* WRITTEN EXERCISE *
Within the listing below, locate all lines containing the word "gewesen". Copy each one.

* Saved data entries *
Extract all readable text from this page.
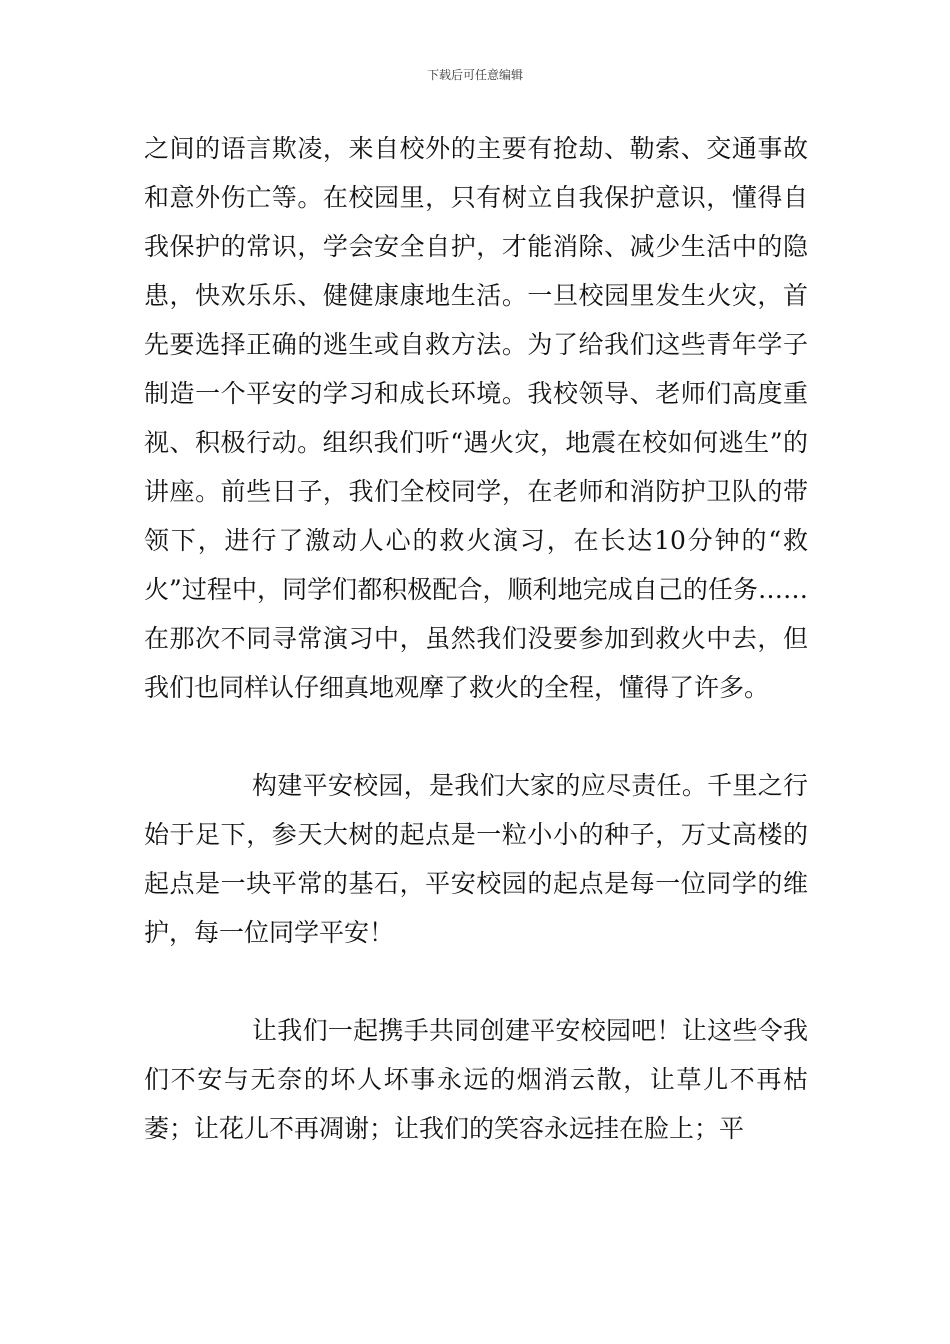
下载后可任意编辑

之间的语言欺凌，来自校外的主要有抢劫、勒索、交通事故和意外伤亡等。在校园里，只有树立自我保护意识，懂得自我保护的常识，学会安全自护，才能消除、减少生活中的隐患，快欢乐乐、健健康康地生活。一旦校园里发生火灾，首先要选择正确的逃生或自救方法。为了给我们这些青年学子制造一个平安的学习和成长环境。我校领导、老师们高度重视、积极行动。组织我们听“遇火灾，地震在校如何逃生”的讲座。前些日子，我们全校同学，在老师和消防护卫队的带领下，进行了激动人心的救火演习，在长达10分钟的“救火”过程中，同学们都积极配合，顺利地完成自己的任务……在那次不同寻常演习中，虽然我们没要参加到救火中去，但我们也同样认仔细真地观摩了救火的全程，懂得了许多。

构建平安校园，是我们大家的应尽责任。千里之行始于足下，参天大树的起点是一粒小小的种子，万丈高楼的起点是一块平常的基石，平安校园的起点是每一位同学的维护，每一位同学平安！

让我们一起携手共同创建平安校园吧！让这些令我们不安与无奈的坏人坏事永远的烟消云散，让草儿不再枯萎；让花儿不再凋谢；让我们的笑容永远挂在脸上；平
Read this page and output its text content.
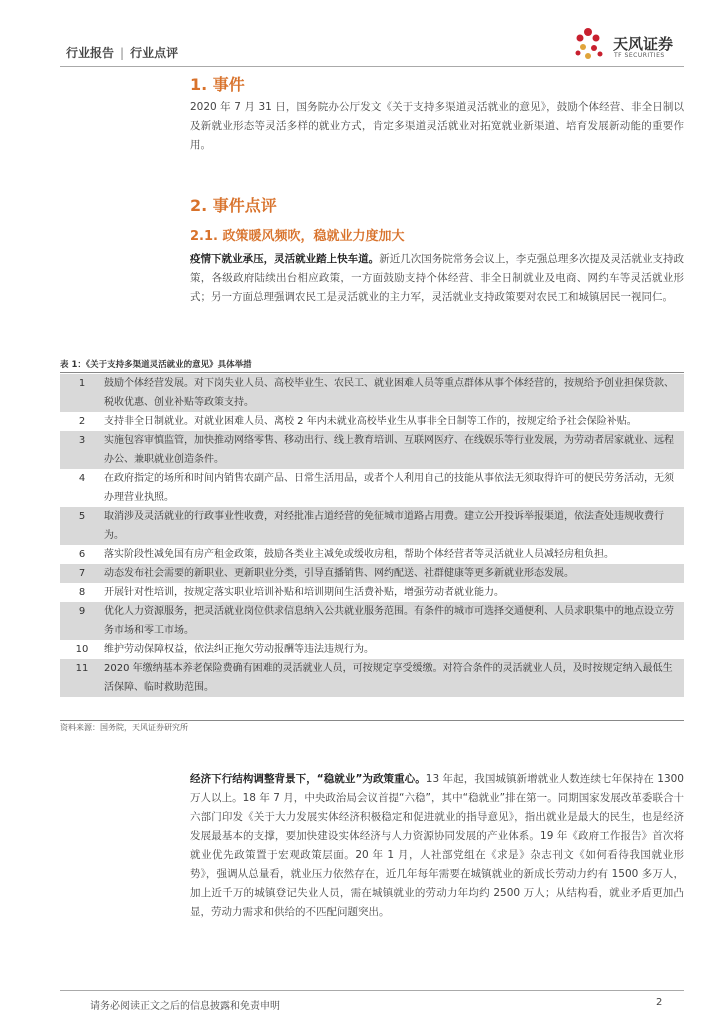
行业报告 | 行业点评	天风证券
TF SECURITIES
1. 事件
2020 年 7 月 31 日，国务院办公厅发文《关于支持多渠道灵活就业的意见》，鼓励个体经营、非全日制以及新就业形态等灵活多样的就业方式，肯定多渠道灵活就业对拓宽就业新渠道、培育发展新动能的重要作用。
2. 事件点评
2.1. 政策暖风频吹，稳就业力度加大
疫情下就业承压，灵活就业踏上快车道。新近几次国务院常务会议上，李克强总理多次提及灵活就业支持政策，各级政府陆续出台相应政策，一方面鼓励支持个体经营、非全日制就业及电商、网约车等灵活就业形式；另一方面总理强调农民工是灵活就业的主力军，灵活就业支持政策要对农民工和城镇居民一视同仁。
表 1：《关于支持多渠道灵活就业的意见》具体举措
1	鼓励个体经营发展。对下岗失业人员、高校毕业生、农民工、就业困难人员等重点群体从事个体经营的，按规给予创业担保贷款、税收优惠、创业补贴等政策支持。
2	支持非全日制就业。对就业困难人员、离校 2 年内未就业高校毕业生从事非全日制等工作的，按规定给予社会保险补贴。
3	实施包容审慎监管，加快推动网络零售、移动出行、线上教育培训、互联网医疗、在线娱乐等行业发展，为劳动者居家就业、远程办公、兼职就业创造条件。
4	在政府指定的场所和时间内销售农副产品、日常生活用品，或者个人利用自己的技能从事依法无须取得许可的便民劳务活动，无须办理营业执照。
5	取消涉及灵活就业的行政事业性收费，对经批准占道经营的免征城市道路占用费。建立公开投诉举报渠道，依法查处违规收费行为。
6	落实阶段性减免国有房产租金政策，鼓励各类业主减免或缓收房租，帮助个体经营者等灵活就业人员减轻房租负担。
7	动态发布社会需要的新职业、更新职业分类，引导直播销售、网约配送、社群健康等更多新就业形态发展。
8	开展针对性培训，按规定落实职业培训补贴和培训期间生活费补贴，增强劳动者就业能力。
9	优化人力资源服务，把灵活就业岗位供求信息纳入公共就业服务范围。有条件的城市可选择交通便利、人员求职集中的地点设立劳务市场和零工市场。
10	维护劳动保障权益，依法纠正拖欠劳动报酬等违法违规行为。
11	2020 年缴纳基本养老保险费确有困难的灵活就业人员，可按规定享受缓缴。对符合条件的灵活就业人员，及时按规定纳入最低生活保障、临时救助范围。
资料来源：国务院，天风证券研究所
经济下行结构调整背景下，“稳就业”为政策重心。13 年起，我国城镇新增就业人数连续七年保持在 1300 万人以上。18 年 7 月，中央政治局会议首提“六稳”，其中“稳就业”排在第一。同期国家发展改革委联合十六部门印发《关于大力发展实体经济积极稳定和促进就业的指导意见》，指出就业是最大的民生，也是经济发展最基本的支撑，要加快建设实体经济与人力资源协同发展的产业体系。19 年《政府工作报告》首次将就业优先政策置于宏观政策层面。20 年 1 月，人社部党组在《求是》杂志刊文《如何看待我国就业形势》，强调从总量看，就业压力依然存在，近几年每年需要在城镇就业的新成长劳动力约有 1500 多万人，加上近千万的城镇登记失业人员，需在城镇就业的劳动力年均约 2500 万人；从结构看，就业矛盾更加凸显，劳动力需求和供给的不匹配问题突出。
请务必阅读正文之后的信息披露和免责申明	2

==

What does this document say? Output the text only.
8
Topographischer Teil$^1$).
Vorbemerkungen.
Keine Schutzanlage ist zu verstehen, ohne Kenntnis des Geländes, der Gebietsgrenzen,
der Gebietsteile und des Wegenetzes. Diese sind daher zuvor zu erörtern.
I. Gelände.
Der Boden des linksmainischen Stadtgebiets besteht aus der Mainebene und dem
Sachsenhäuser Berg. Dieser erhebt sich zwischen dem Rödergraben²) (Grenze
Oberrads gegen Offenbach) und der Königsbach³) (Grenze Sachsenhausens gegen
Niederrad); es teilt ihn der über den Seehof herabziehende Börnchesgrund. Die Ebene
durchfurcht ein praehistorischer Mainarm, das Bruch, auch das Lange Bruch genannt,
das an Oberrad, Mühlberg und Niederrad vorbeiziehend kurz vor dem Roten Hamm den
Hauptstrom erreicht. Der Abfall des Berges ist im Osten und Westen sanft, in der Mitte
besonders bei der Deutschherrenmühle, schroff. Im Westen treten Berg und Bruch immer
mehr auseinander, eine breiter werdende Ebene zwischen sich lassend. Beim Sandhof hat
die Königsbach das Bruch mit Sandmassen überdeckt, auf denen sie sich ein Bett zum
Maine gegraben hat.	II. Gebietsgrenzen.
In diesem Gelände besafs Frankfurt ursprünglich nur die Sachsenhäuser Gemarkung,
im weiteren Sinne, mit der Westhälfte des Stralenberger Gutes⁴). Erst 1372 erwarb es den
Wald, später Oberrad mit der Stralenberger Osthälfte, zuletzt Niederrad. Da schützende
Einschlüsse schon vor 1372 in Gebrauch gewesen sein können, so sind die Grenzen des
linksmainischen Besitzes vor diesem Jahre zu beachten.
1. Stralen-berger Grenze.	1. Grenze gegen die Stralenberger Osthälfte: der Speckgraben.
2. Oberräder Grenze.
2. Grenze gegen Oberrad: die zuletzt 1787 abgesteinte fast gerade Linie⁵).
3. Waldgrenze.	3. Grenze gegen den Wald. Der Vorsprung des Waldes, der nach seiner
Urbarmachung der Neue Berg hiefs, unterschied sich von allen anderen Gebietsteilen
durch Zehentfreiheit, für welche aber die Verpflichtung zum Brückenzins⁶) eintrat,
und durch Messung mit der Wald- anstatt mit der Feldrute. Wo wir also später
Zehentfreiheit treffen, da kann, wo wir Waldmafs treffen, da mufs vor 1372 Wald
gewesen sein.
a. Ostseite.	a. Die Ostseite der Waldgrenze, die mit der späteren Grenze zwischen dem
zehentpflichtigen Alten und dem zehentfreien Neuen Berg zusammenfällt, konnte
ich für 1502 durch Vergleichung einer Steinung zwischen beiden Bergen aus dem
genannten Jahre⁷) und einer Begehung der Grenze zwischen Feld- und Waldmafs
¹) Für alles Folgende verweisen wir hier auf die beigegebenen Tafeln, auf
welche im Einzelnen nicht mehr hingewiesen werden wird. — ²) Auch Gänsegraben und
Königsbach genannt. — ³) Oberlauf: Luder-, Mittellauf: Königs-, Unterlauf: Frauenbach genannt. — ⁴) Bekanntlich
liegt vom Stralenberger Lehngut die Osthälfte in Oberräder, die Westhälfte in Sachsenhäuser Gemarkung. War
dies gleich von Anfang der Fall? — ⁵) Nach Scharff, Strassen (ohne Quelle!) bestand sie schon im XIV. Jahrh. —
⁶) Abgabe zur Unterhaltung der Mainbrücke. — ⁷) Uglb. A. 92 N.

* SOLVED PROBLEM *
Einschlüsse schon vor 1372 in Gebrauch gewesen sein können, so sind die Grenzen des
gewesen sein.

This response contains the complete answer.